╭─ Material shown

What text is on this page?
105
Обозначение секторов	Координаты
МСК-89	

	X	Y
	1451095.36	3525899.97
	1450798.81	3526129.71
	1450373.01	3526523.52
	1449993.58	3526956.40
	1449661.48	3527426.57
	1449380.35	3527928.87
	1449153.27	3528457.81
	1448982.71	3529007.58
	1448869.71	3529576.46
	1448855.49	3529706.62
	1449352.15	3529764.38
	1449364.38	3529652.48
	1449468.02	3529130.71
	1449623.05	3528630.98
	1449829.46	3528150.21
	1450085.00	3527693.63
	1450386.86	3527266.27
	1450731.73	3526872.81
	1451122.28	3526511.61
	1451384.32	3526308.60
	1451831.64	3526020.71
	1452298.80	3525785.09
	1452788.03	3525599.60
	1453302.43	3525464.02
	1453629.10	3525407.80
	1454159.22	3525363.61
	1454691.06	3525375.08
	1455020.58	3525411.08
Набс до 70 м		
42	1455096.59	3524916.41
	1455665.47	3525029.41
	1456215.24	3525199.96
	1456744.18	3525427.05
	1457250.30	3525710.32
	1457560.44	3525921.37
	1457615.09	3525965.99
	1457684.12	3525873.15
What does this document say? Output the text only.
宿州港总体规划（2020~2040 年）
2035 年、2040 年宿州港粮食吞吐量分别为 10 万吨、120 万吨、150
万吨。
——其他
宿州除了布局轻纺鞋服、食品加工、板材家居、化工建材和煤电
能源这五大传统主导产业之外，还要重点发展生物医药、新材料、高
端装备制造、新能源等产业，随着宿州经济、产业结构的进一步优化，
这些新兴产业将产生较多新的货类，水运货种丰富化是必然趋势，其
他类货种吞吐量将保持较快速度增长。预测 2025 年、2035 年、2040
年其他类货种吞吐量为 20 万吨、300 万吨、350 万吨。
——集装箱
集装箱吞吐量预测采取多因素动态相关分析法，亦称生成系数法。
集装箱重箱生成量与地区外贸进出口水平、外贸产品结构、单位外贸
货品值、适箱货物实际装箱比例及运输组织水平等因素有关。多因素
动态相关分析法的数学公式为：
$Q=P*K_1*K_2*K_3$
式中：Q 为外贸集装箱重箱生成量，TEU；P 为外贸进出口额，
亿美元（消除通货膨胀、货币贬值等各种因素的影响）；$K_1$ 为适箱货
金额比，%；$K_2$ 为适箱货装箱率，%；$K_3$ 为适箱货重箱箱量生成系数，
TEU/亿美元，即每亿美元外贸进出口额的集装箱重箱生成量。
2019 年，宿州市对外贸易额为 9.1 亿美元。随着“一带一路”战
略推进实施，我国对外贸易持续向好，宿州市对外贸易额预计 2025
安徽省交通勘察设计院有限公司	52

╰─

[Work to be completed] Locate the word "text" in the records above, and return each line that has it.

[Response]
What text is on this page?
What does this document say? Output the text only.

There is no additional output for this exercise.